:: Directions ::
Every entry below should be printed exactly, without its images.

— Begin Listed records —

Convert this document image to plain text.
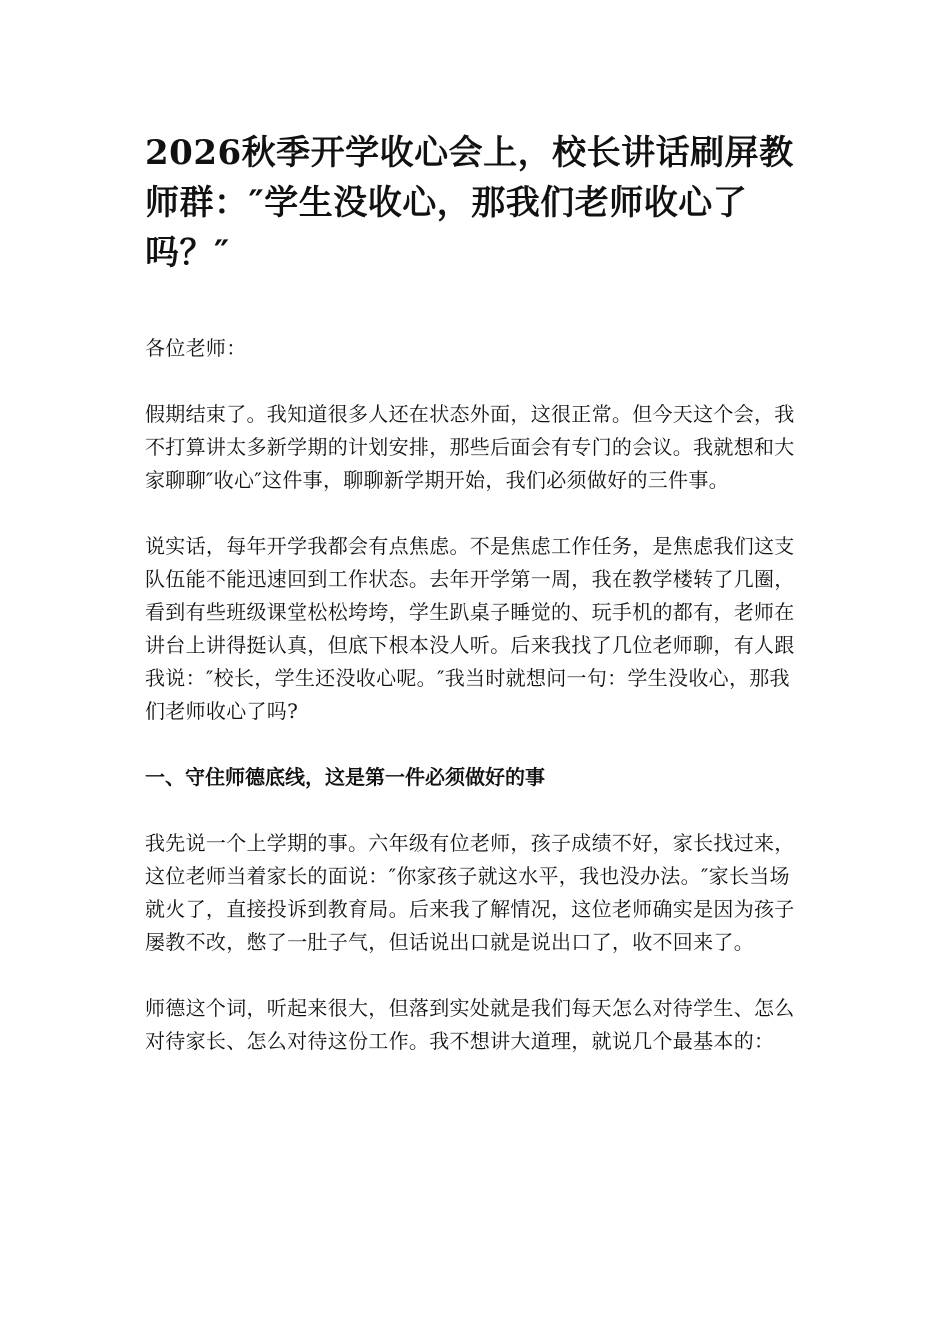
2026秋季开学收心会上，校长讲话刷屏教师群：″学生没收心，那我们老师收心了吗？″

各位老师：

假期结束了。我知道很多人还在状态外面，这很正常。但今天这个会，我不打算讲太多新学期的计划安排，那些后面会有专门的会议。我就想和大家聊聊″收心″这件事，聊聊新学期开始，我们必须做好的三件事。

说实话，每年开学我都会有点焦虑。不是焦虑工作任务，是焦虑我们这支队伍能不能迅速回到工作状态。去年开学第一周，我在教学楼转了几圈，看到有些班级课堂松松垮垮，学生趴桌子睡觉的、玩手机的都有，老师在讲台上讲得挺认真，但底下根本没人听。后来我找了几位老师聊，有人跟我说：″校长，学生还没收心呢。″我当时就想问一句：学生没收心，那我们老师收心了吗?

一、守住师德底线，这是第一件必须做好的事

我先说一个上学期的事。六年级有位老师，孩子成绩不好，家长找过来，这位老师当着家长的面说：″你家孩子就这水平，我也没办法。″家长当场就火了，直接投诉到教育局。后来我了解情况，这位老师确实是因为孩子屡教不改，憋了一肚子气，但话说出口就是说出口了，收不回来了。

师德这个词，听起来很大，但落到实处就是我们每天怎么对待学生、怎么对待家长、怎么对待这份工作。我不想讲大道理，就说几个最基本的：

— End Listed records —

:: Response to this task ::
Convert this document image to plain text.
2026秋季开学收心会上，校长讲话刷屏教师群：″学生没收心，那我们老师收心了吗？″

各位老师：

假期结束了。我知道很多人还在状态外面，这很正常。但今天这个会，我不打算讲太多新学期的计划安排，那些后面会有专门的会议。我就想和大家聊聊″收心″这件事，聊聊新学期开始，我们必须做好的三件事。

说实话，每年开学我都会有点焦虑。不是焦虑工作任务，是焦虑我们这支队伍能不能迅速回到工作状态。去年开学第一周，我在教学楼转了几圈，看到有些班级课堂松松垮垮，学生趴桌子睡觉的、玩手机的都有，老师在讲台上讲得挺认真，但底下根本没人听。后来我找了几位老师聊，有人跟我说：″校长，学生还没收心呢。″我当时就想问一句：学生没收心，那我们老师收心了吗?

一、守住师德底线，这是第一件必须做好的事

我先说一个上学期的事。六年级有位老师，孩子成绩不好，家长找过来，这位老师当着家长的面说：″你家孩子就这水平，我也没办法。″家长当场就火了，直接投诉到教育局。后来我了解情况，这位老师确实是因为孩子屡教不改，憋了一肚子气，但话说出口就是说出口了，收不回来了。

师德这个词，听起来很大，但落到实处就是我们每天怎么对待学生、怎么对待家长、怎么对待这份工作。我不想讲大道理，就说几个最基本的：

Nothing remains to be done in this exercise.